----- DATA EXTRACT -----

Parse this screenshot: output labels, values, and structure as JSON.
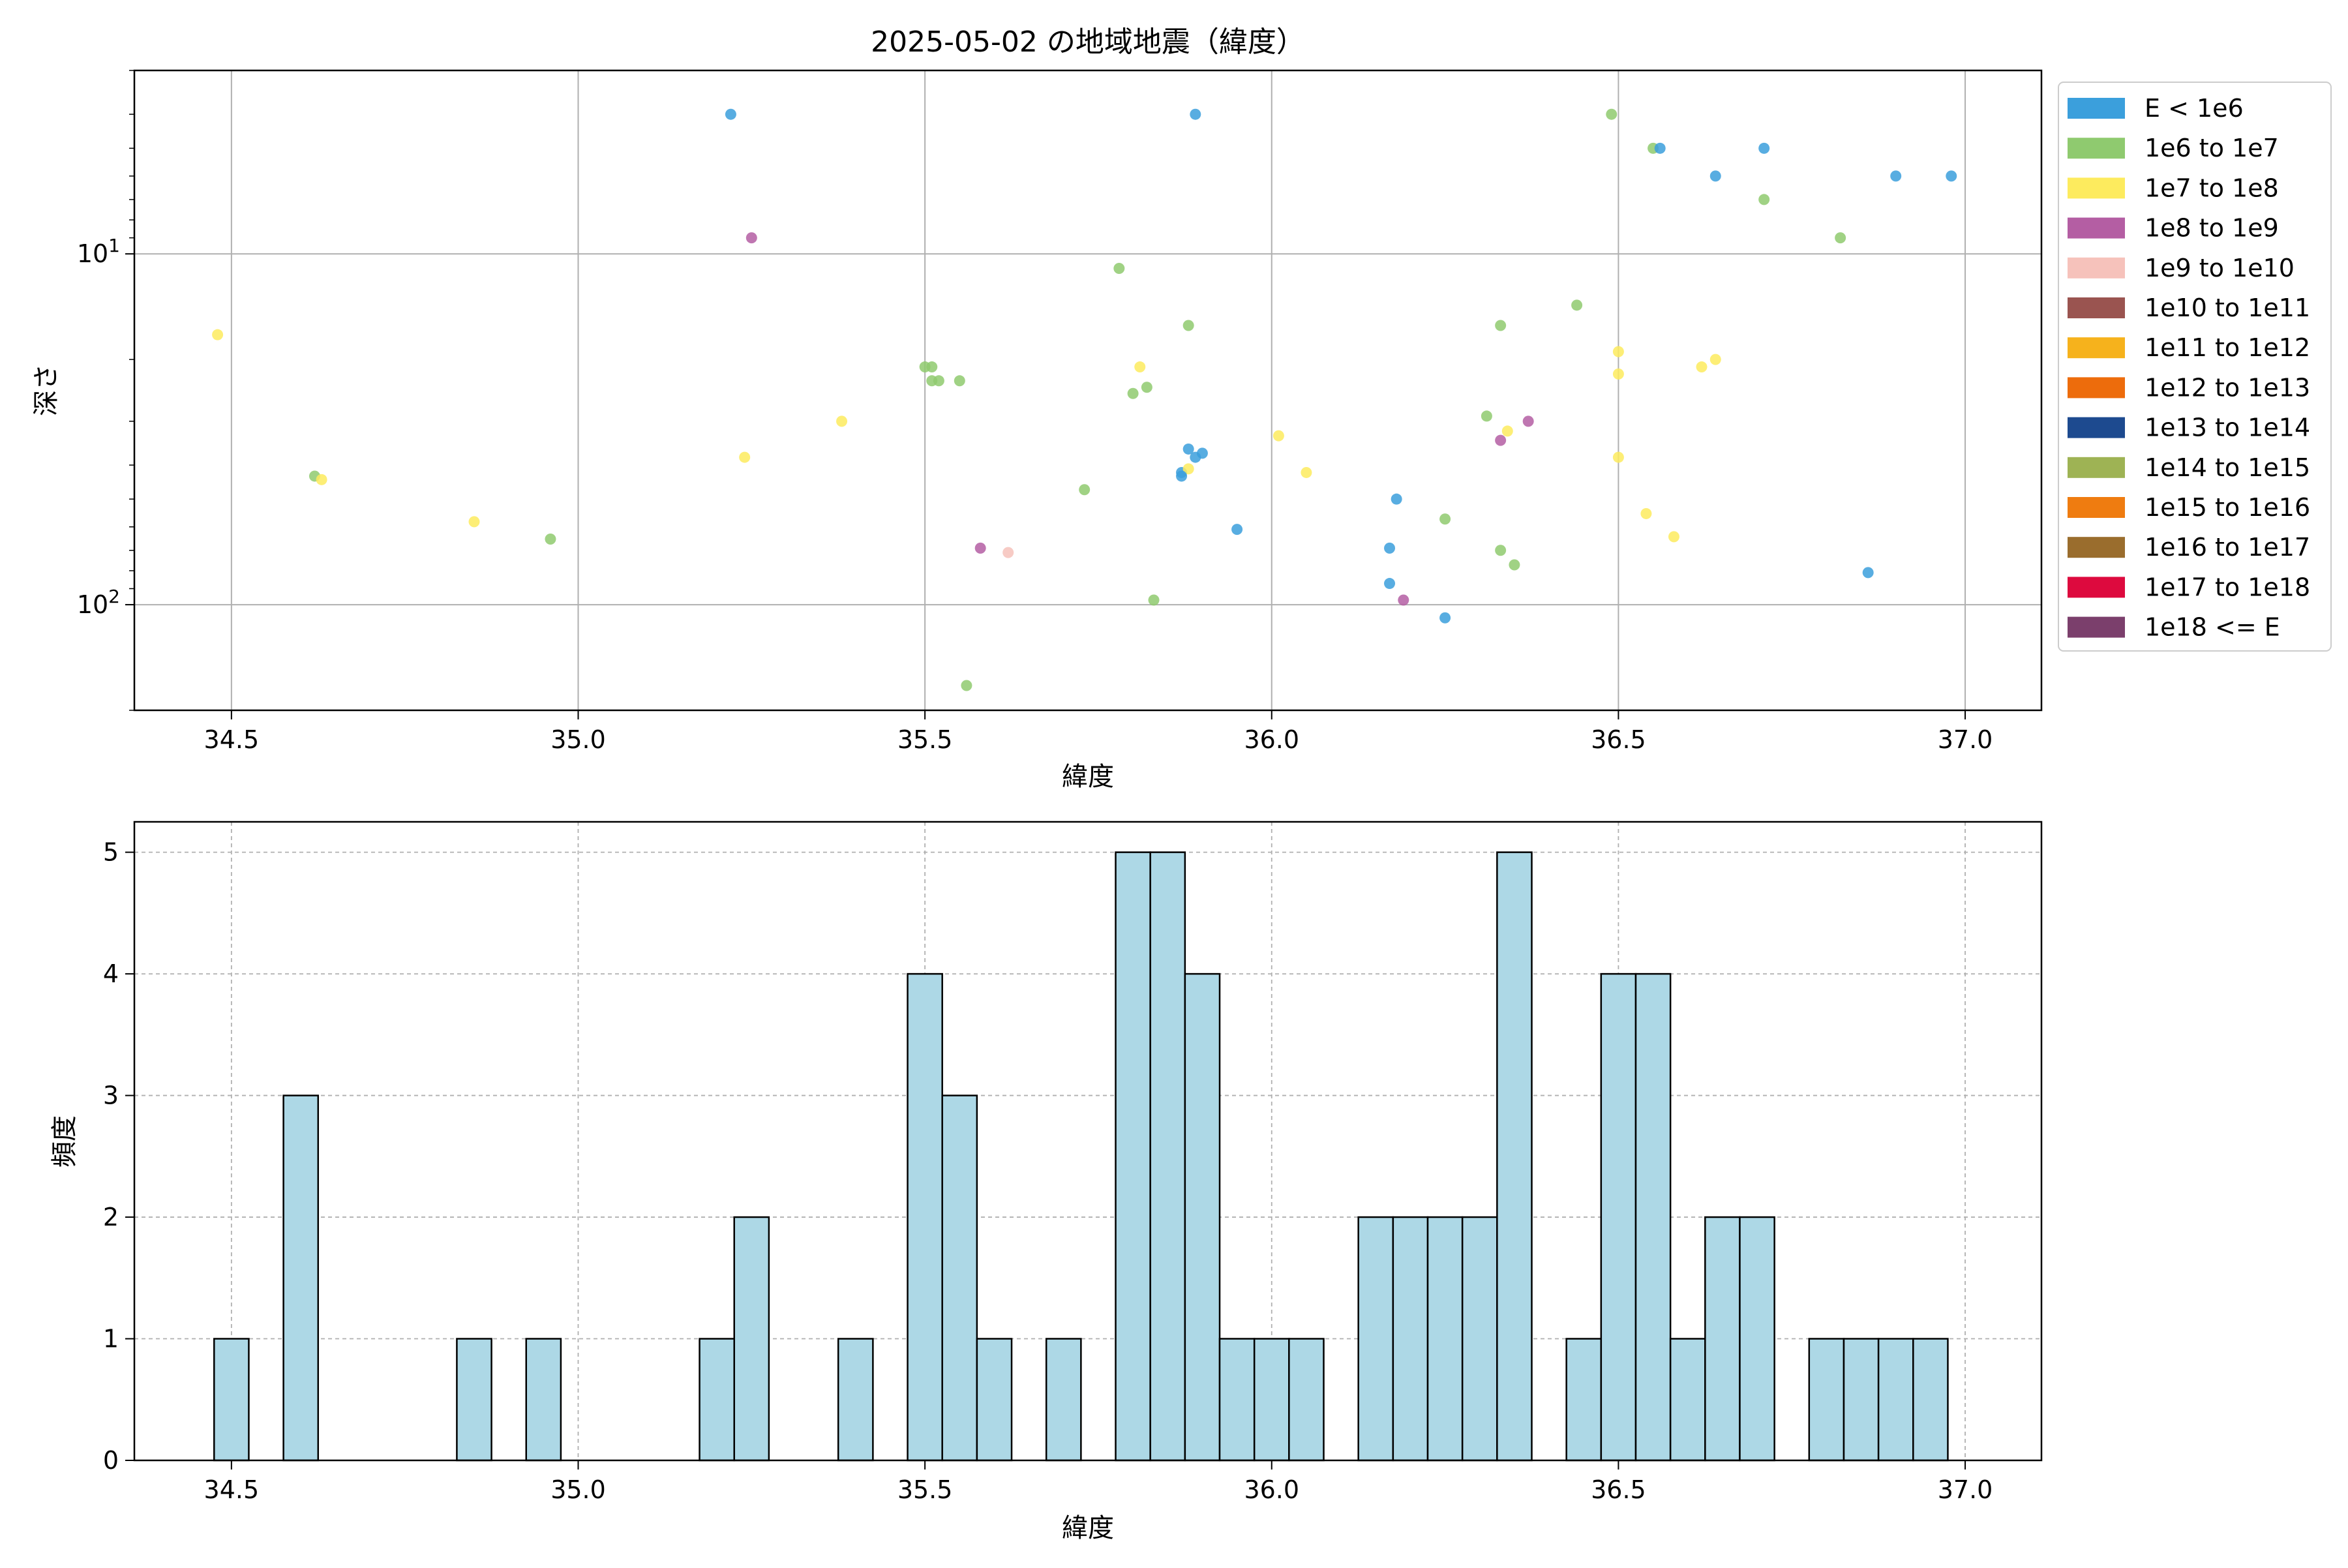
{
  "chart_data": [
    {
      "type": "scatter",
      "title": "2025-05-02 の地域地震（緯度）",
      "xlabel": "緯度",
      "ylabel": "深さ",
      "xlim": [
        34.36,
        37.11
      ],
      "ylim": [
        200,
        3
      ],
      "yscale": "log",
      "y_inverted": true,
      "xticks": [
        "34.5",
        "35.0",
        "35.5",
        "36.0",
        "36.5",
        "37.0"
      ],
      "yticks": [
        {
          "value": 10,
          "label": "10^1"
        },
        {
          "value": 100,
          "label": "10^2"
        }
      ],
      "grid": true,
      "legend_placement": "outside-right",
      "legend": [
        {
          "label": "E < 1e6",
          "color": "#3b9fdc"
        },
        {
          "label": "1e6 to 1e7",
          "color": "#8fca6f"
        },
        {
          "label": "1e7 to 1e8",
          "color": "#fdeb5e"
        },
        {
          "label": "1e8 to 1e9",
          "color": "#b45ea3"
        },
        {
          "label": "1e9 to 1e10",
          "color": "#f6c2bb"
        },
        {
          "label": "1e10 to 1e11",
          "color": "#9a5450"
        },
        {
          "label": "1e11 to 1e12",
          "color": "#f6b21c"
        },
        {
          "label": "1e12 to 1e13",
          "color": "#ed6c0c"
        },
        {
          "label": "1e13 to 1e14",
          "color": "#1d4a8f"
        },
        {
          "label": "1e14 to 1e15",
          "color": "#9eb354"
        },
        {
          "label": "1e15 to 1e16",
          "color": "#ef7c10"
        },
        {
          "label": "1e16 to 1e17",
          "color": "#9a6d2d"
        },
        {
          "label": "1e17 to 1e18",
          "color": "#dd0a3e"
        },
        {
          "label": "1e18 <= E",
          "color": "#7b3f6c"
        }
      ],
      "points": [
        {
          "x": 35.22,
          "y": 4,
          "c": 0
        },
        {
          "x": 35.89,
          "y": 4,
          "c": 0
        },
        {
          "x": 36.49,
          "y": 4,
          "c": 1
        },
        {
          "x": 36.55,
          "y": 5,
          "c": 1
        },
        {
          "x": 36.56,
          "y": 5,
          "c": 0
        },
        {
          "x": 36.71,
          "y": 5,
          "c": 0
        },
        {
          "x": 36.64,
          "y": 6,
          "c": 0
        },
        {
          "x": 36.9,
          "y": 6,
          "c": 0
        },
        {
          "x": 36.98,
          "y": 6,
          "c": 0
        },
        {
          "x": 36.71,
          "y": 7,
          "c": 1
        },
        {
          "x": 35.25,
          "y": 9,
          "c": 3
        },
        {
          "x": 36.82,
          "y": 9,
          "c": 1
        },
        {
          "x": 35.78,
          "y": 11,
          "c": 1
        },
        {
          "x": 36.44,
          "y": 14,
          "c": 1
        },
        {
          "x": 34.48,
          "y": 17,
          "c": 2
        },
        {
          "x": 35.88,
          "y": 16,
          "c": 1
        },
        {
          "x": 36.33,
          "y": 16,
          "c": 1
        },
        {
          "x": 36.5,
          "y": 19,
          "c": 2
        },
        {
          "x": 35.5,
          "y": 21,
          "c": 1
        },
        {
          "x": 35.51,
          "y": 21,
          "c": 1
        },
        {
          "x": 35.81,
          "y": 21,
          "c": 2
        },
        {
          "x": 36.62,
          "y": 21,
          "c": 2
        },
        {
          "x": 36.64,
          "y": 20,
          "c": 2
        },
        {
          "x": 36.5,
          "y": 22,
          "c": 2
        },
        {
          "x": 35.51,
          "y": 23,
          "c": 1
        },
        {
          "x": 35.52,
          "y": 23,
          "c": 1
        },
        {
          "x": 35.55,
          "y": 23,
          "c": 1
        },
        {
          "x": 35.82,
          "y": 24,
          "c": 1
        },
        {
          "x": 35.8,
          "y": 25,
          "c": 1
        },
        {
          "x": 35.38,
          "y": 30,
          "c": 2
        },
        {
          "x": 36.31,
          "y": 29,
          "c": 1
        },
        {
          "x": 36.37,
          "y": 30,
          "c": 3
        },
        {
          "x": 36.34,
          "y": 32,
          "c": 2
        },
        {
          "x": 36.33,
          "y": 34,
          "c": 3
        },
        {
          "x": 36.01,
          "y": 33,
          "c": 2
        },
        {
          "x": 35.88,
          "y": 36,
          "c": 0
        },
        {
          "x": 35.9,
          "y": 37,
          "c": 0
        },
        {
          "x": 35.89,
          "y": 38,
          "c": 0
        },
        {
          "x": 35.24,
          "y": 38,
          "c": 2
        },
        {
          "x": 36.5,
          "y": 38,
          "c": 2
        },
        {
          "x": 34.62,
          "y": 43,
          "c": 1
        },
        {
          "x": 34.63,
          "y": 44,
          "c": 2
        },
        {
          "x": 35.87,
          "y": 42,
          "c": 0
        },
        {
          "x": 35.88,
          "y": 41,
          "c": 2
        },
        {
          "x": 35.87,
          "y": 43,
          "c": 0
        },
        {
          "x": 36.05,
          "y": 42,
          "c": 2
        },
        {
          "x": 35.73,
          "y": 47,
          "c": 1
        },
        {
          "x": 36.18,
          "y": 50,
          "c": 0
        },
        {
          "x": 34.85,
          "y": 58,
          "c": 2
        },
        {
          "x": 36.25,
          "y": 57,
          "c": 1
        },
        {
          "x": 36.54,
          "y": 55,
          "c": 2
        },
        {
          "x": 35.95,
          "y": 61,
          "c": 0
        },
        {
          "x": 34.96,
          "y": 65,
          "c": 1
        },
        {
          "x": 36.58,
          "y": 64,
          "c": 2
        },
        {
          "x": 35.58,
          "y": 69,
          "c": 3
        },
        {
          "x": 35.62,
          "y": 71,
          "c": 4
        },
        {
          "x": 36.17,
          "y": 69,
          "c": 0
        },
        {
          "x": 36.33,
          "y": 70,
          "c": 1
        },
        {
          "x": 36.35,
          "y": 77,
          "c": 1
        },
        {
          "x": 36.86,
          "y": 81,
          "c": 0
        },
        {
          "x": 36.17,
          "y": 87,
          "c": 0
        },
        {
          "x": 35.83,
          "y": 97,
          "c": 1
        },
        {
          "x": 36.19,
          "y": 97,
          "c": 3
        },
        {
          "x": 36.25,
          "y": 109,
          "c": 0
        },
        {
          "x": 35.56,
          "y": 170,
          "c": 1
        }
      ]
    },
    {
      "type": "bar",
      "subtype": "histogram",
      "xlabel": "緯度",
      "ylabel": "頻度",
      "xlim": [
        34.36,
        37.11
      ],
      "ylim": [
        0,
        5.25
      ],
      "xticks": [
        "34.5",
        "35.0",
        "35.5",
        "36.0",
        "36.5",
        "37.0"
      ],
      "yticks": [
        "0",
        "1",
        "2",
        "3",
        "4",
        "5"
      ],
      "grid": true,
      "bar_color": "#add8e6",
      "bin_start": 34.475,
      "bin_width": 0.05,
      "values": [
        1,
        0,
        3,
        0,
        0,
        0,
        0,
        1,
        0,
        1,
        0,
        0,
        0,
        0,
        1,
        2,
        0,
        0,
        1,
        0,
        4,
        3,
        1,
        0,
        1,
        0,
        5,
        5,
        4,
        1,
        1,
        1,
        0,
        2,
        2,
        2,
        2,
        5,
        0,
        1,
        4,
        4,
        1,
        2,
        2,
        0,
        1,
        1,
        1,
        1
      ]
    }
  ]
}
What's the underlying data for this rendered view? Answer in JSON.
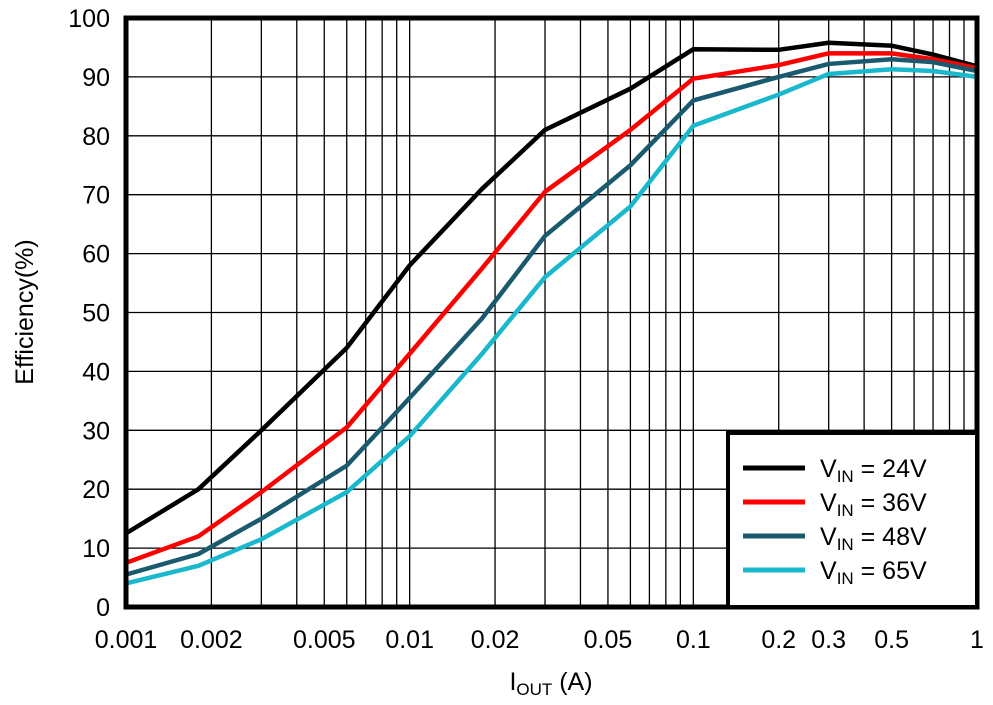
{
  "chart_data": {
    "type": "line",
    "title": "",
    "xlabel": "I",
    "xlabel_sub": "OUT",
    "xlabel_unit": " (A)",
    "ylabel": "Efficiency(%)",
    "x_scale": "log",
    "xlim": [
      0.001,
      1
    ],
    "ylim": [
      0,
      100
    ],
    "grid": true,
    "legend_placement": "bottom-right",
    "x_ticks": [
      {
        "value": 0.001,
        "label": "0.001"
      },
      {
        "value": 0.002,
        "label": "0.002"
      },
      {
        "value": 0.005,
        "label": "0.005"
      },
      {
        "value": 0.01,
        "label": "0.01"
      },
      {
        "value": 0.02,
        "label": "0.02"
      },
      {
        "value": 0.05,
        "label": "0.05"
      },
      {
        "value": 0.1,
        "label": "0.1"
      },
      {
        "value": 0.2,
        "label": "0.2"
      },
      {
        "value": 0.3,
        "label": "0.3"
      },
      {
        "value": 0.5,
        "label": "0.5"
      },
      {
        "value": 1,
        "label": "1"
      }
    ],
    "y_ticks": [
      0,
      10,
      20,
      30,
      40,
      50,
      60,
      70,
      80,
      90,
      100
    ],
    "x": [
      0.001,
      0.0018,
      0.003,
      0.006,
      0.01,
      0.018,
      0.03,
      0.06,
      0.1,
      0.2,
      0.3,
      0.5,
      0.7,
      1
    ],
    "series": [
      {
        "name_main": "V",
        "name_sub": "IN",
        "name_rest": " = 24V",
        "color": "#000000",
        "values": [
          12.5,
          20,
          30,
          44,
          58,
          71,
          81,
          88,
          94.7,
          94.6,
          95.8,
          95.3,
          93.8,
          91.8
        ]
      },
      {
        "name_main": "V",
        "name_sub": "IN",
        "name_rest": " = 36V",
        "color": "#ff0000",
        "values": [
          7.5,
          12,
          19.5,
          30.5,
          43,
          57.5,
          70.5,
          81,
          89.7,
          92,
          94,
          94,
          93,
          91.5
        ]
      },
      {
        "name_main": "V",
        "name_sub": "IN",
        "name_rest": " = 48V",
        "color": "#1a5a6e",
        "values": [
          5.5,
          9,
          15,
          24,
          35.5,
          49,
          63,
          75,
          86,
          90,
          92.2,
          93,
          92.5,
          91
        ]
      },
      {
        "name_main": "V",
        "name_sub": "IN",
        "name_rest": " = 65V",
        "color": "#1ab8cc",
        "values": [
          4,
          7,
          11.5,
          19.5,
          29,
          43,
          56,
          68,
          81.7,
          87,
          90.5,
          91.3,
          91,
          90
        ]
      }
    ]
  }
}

-----

● EXERCISE DETAILS:
Copy out all lines where the word "JSON" appears.

● RESULT OF THE TASK:
Parse this screenshot: output labels, values, and structure as JSON.
What's the underlying data for this rendered view? Answer in JSON.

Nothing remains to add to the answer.